> Task details
Return the count of lines that mention "authorized", with no other words.

** start **

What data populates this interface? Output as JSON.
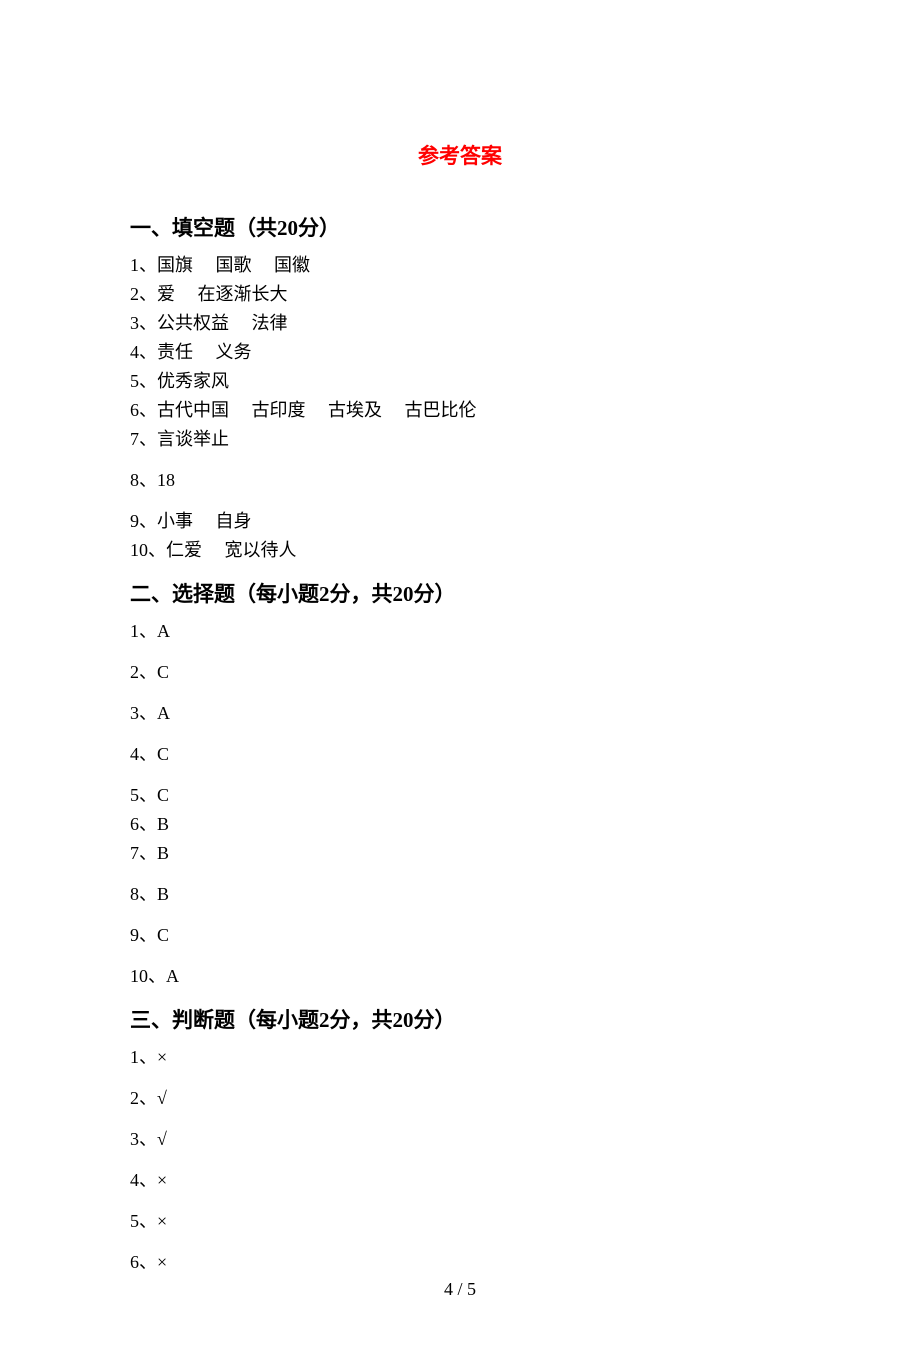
{
  "title": "参考答案",
  "sections": {
    "s1": {
      "heading": "一、填空题（共20分）",
      "items": [
        "1、国旗     国歌     国徽",
        "2、爱     在逐渐长大",
        "3、公共权益     法律",
        "4、责任     义务",
        "5、优秀家风",
        "6、古代中国     古印度     古埃及     古巴比伦",
        "7、言谈举止",
        "8、18",
        "9、小事     自身",
        "10、仁爱     宽以待人"
      ]
    },
    "s2": {
      "heading": "二、选择题（每小题2分，共20分）",
      "items": [
        "1、A",
        "2、C",
        "3、A",
        "4、C",
        "5、C",
        "6、B",
        "7、B",
        "8、B",
        "9、C",
        "10、A"
      ]
    },
    "s3": {
      "heading": "三、判断题（每小题2分，共20分）",
      "items": [
        "1、×",
        "2、√",
        "3、√",
        "4、×",
        "5、×",
        "6、×"
      ]
    }
  },
  "page_number": "4 / 5",
  "colors": {
    "title_color": "#ff0000",
    "text_color": "#000000",
    "background_color": "#ffffff"
  },
  "typography": {
    "title_fontsize": 21,
    "heading_fontsize": 21,
    "body_fontsize": 18,
    "page_number_fontsize": 18
  }
}
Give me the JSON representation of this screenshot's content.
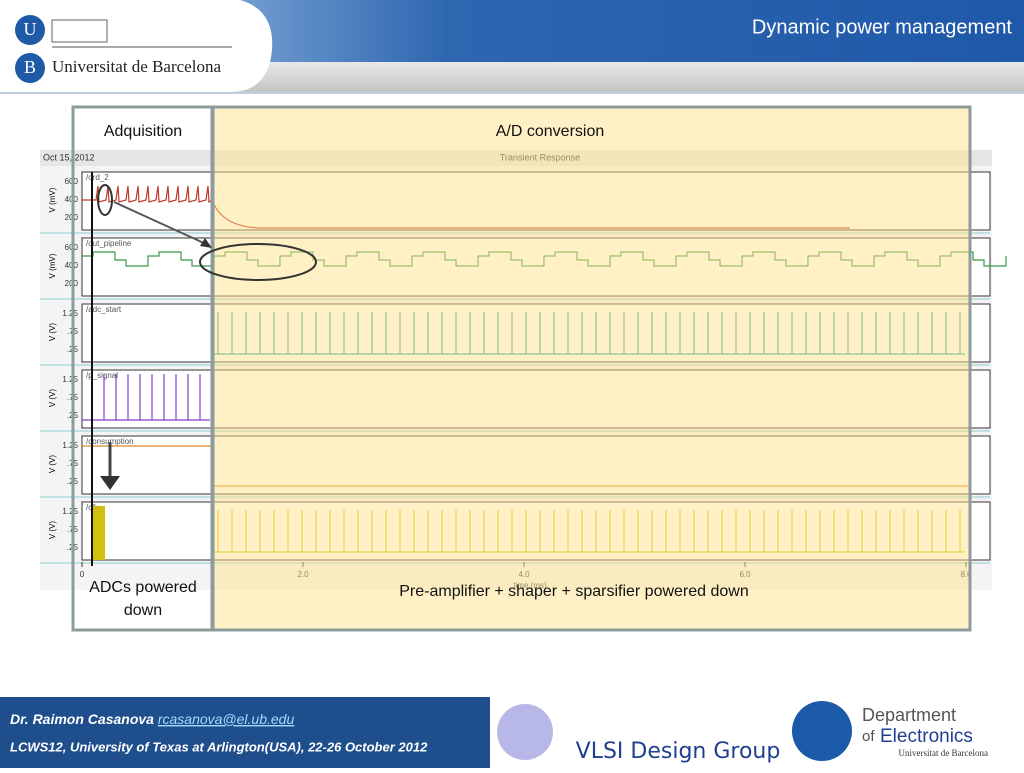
{
  "header": {
    "title": "Dynamic power management",
    "university": "Universitat de Barcelona",
    "logo_letters": [
      "U",
      "B"
    ]
  },
  "regions": {
    "acquisition": "Adquisition",
    "conversion": "A/D conversion",
    "acquisition_caption": "ADCs powered down",
    "conversion_caption": "Pre-amplifier + shaper + sparsifier powered down"
  },
  "plot": {
    "date": "Oct 15, 2012",
    "title": "Transient Response",
    "xlabel": "time (ms)",
    "xticks": [
      "0",
      "2.0",
      "4.0",
      "6.0",
      "8.0"
    ],
    "panels": [
      {
        "signal": "/ord_2",
        "ylabel": "V (mV)",
        "ticks": [
          "600",
          "400",
          "200"
        ]
      },
      {
        "signal": "/out_pipeline",
        "ylabel": "V (mV)",
        "ticks": [
          "600",
          "400",
          "200"
        ]
      },
      {
        "signal": "/adc_start",
        "ylabel": "V (V)",
        "ticks": [
          "1.25",
          ".75",
          ".25"
        ]
      },
      {
        "signal": "/p_signal",
        "ylabel": "V (V)",
        "ticks": [
          "1.25",
          ".75",
          ".25"
        ]
      },
      {
        "signal": "/consumption",
        "ylabel": "V (V)",
        "ticks": [
          "1.25",
          ".75",
          ".25"
        ]
      },
      {
        "signal": "/clk",
        "ylabel": "V (V)",
        "ticks": [
          "1.25",
          ".75",
          ".25"
        ]
      }
    ]
  },
  "footer": {
    "author": "Dr. Raimon Casanova",
    "email": "rcasanova@el.ub.edu",
    "event": "LCWS12, University of Texas at Arlington(USA), 22-26 October 2012",
    "group": "VLSI Design Group",
    "department": [
      "Department",
      "of",
      "Electronics",
      "Universitat de Barcelona"
    ]
  }
}
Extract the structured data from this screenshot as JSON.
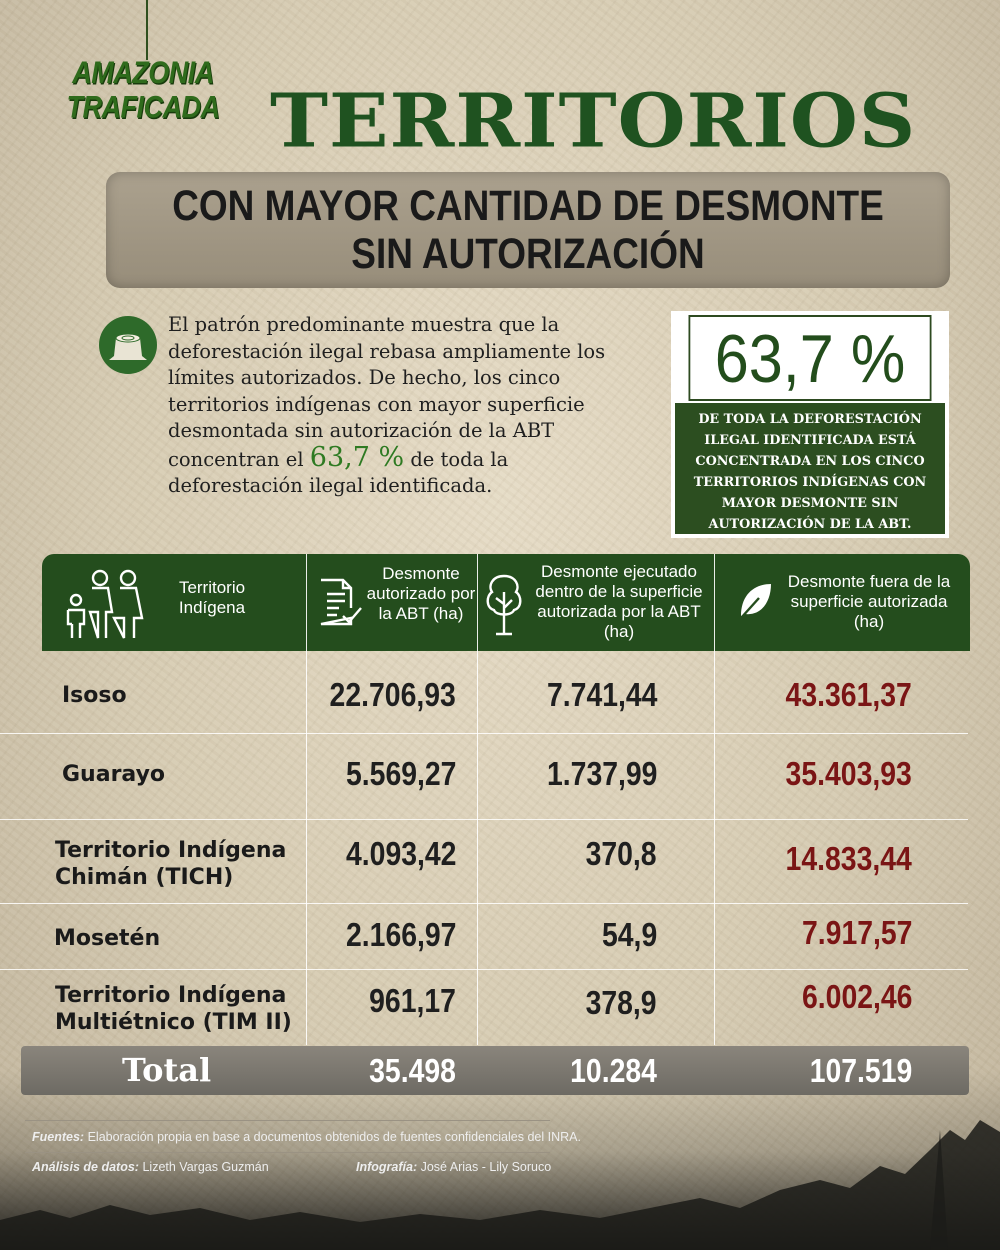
{
  "logo": {
    "line1": "AMAZONIA",
    "line2": "TRAFICADA"
  },
  "title": "TERRITORIOS",
  "subtitle": {
    "line1": "CON MAYOR CANTIDAD DE DESMONTE",
    "line2": "SIN AUTORIZACIÓN"
  },
  "intro": {
    "text_before": "El patrón predominante muestra que la deforestación ilegal rebasa ampliamente los límites autorizados. De hecho, los cinco territorios indígenas con mayor superficie desmontada sin autorización de la ABT concentran el ",
    "highlight": "63,7 %",
    "text_after": " de toda la deforestación ilegal identificada."
  },
  "stat": {
    "value": "63,7 %",
    "description": "DE TODA LA DEFORESTACIÓN ILEGAL IDENTIFICADA ESTÁ CONCENTRADA EN LOS CINCO TERRITORIOS INDÍGENAS CON MAYOR DESMONTE SIN AUTORIZACIÓN DE LA ABT."
  },
  "table": {
    "headers": [
      "Territorio Indígena",
      "Desmonte autorizado por la ABT (ha)",
      "Desmonte ejecutado dentro de la superficie autorizada por la ABT (ha)",
      "Desmonte fuera de la superficie autorizada (ha)"
    ],
    "rows": [
      {
        "name": "Isoso",
        "authorized": "22.706,93",
        "within": "7.741,44",
        "outside": "43.361,37"
      },
      {
        "name": "Guarayo",
        "authorized": "5.569,27",
        "within": "1.737,99",
        "outside": "35.403,93"
      },
      {
        "name": "Territorio Indígena Chimán (TICH)",
        "authorized": "4.093,42",
        "within": "370,8",
        "outside": "14.833,44"
      },
      {
        "name": "Mosetén",
        "authorized": "2.166,97",
        "within": "54,9",
        "outside": "7.917,57"
      },
      {
        "name": "Territorio Indígena Multiétnico (TIM II)",
        "authorized": "961,17",
        "within": "378,9",
        "outside": "6.002,46"
      }
    ],
    "total": {
      "label": "Total",
      "authorized": "35.498",
      "within": "10.284",
      "outside": "107.519"
    }
  },
  "footer": {
    "sources_label": "Fuentes:",
    "sources_text": "Elaboración propia en base a documentos obtenidos de fuentes confidenciales del INRA.",
    "analysis_label": "Análisis de datos:",
    "analysis_text": "Lizeth Vargas Guzmán",
    "infographic_label": "Infografía:",
    "infographic_text": "José Arias - Lily Soruco"
  },
  "colors": {
    "brand_green": "#244d1d",
    "accent_red": "#7a1515",
    "highlight_green": "#2e7a22"
  }
}
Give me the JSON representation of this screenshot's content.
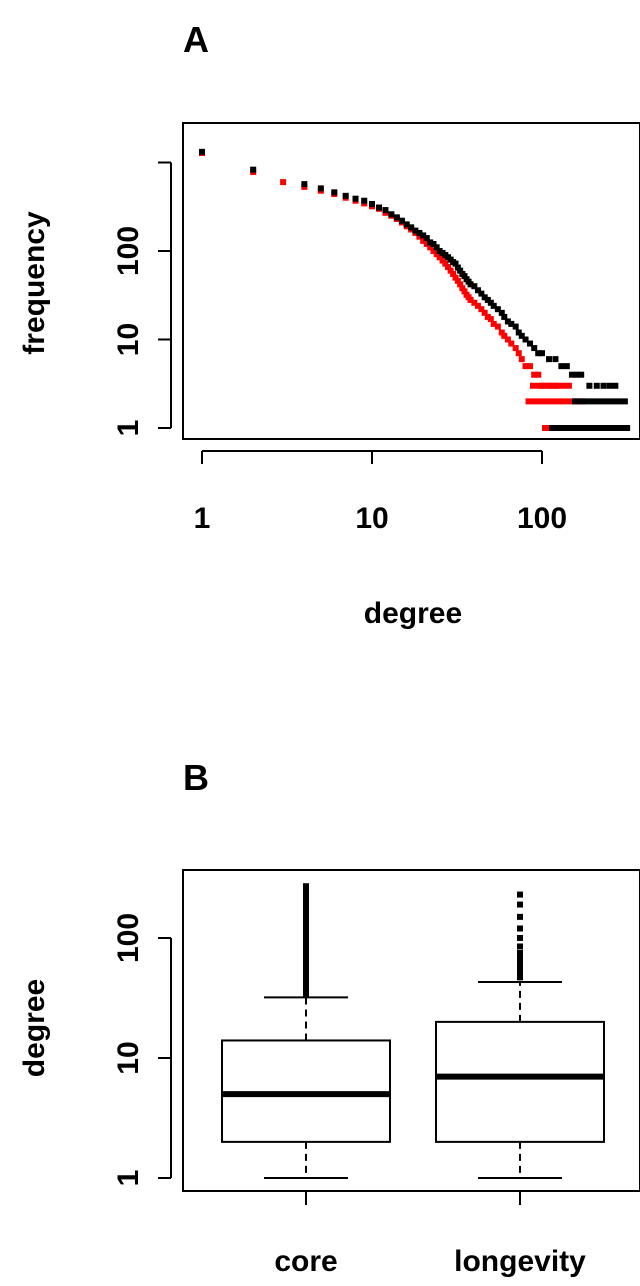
{
  "chart_data": [
    {
      "panel": "A",
      "type": "scatter",
      "xlabel": "degree",
      "ylabel": "frequency",
      "x_scale": "log",
      "y_scale": "log",
      "x_ticks": [
        {
          "value": 1,
          "label": "1"
        },
        {
          "value": 10,
          "label": "10"
        },
        {
          "value": 100,
          "label": "100"
        }
      ],
      "y_ticks": [
        {
          "value": 1,
          "label": "1"
        },
        {
          "value": 10,
          "label": "10"
        },
        {
          "value": 100,
          "label": "100"
        },
        {
          "value": 1000,
          "label": ""
        }
      ],
      "xlim": [
        0.7,
        380
      ],
      "ylim": [
        0.85,
        1500
      ],
      "series": [
        {
          "color": "#000000",
          "points": [
            [
              1,
              1320
            ],
            [
              2,
              830
            ],
            [
              4,
              570
            ],
            [
              5,
              510
            ],
            [
              6,
              460
            ],
            [
              7,
              420
            ],
            [
              8,
              390
            ],
            [
              9,
              370
            ],
            [
              10,
              340
            ],
            [
              11,
              310
            ],
            [
              12,
              290
            ],
            [
              13,
              260
            ],
            [
              14,
              240
            ],
            [
              15,
              220
            ],
            [
              16,
              200
            ],
            [
              17,
              185
            ],
            [
              18,
              170
            ],
            [
              19,
              160
            ],
            [
              20,
              150
            ],
            [
              21,
              140
            ],
            [
              22,
              125
            ],
            [
              23,
              120
            ],
            [
              24,
              110
            ],
            [
              25,
              100
            ],
            [
              26,
              95
            ],
            [
              27,
              90
            ],
            [
              28,
              85
            ],
            [
              29,
              80
            ],
            [
              30,
              75
            ],
            [
              31,
              72
            ],
            [
              32,
              65
            ],
            [
              33,
              60
            ],
            [
              34,
              55
            ],
            [
              35,
              52
            ],
            [
              36,
              48
            ],
            [
              37,
              45
            ],
            [
              38,
              42
            ],
            [
              40,
              40
            ],
            [
              42,
              36
            ],
            [
              44,
              33
            ],
            [
              46,
              30
            ],
            [
              48,
              28
            ],
            [
              50,
              26
            ],
            [
              52,
              24
            ],
            [
              55,
              22
            ],
            [
              58,
              20
            ],
            [
              60,
              18
            ],
            [
              63,
              16
            ],
            [
              66,
              15
            ],
            [
              70,
              14
            ],
            [
              73,
              12
            ],
            [
              76,
              11
            ],
            [
              80,
              10
            ],
            [
              85,
              9
            ],
            [
              90,
              8
            ],
            [
              95,
              7
            ],
            [
              100,
              7
            ],
            [
              110,
              6
            ],
            [
              120,
              6
            ],
            [
              130,
              5
            ],
            [
              140,
              5
            ],
            [
              150,
              4
            ],
            [
              160,
              4
            ],
            [
              170,
              4
            ],
            [
              190,
              3
            ],
            [
              210,
              3
            ],
            [
              230,
              3
            ],
            [
              250,
              3
            ],
            [
              270,
              3
            ]
          ],
          "segments": [
            [
              150,
              320,
              2
            ],
            [
              180,
              300,
              1
            ],
            [
              110,
              330,
              1
            ]
          ]
        },
        {
          "color": "#ff0000",
          "points": [
            [
              1,
              1280
            ],
            [
              2,
              780
            ],
            [
              3,
              600
            ],
            [
              4,
              530
            ],
            [
              5,
              480
            ],
            [
              6,
              440
            ],
            [
              7,
              400
            ],
            [
              8,
              370
            ],
            [
              9,
              345
            ],
            [
              10,
              320
            ],
            [
              11,
              300
            ],
            [
              12,
              270
            ],
            [
              13,
              250
            ],
            [
              14,
              230
            ],
            [
              15,
              210
            ],
            [
              16,
              190
            ],
            [
              17,
              175
            ],
            [
              18,
              160
            ],
            [
              19,
              145
            ],
            [
              20,
              130
            ],
            [
              21,
              120
            ],
            [
              22,
              110
            ],
            [
              23,
              100
            ],
            [
              24,
              92
            ],
            [
              25,
              85
            ],
            [
              26,
              78
            ],
            [
              27,
              72
            ],
            [
              28,
              66
            ],
            [
              29,
              60
            ],
            [
              30,
              55
            ],
            [
              31,
              50
            ],
            [
              32,
              46
            ],
            [
              33,
              42
            ],
            [
              34,
              38
            ],
            [
              35,
              35
            ],
            [
              36,
              32
            ],
            [
              37,
              30
            ],
            [
              38,
              28
            ],
            [
              40,
              26
            ],
            [
              42,
              24
            ],
            [
              44,
              22
            ],
            [
              46,
              20
            ],
            [
              48,
              18
            ],
            [
              50,
              17
            ],
            [
              52,
              15
            ],
            [
              55,
              14
            ],
            [
              58,
              12
            ],
            [
              60,
              11
            ],
            [
              63,
              10
            ],
            [
              66,
              9
            ],
            [
              70,
              8
            ],
            [
              73,
              7
            ],
            [
              76,
              6
            ],
            [
              80,
              5
            ],
            [
              85,
              5
            ],
            [
              90,
              4
            ],
            [
              95,
              4
            ],
            [
              100,
              3
            ],
            [
              110,
              3
            ],
            [
              120,
              3
            ]
          ],
          "segments": [
            [
              80,
              180,
              2
            ],
            [
              100,
              190,
              1
            ],
            [
              85,
              150,
              3
            ]
          ]
        }
      ]
    },
    {
      "panel": "B",
      "type": "box",
      "ylabel": "degree",
      "y_scale": "log",
      "y_ticks": [
        {
          "value": 1,
          "label": "1"
        },
        {
          "value": 10,
          "label": "10"
        },
        {
          "value": 100,
          "label": "100"
        }
      ],
      "ylim": [
        0.85,
        350
      ],
      "categories": [
        "core",
        "longevity"
      ],
      "boxes": [
        {
          "name": "core",
          "whisker_low": 1,
          "q1": 2,
          "median": 5,
          "q3": 14,
          "whisker_high": 32,
          "outliers": [
            34,
            37,
            40,
            44,
            48,
            53,
            58,
            64,
            70,
            77,
            85,
            94,
            104,
            115,
            127,
            140,
            155,
            170,
            188,
            207,
            228,
            250,
            270
          ]
        },
        {
          "name": "longevity",
          "whisker_low": 1,
          "q1": 2,
          "median": 7,
          "q3": 20,
          "whisker_high": 43,
          "outliers": [
            47,
            52,
            57,
            62,
            68,
            75,
            85,
            100,
            120,
            150,
            190,
            230
          ]
        }
      ]
    }
  ]
}
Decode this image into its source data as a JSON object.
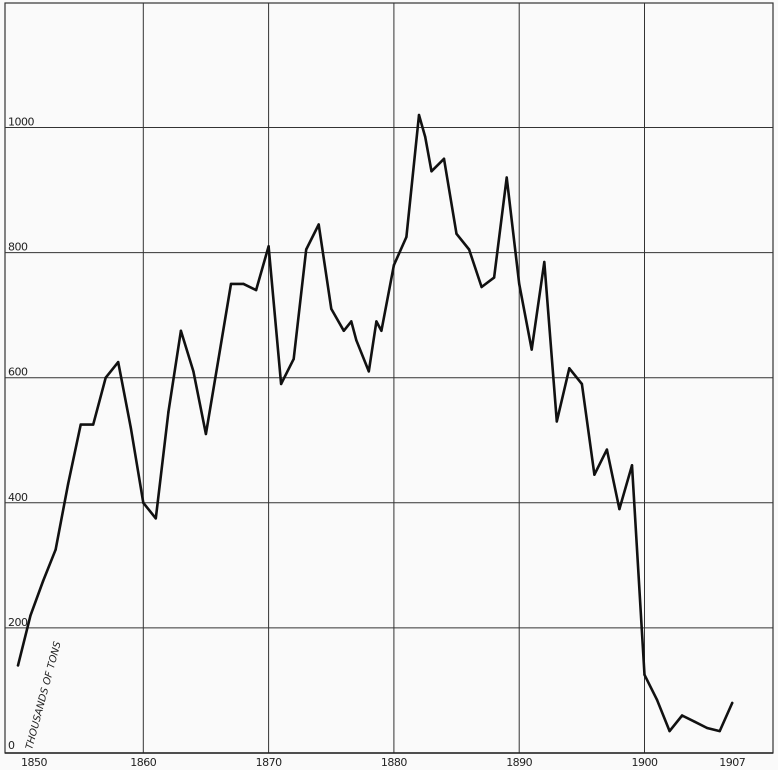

** end **

> Response to the task
6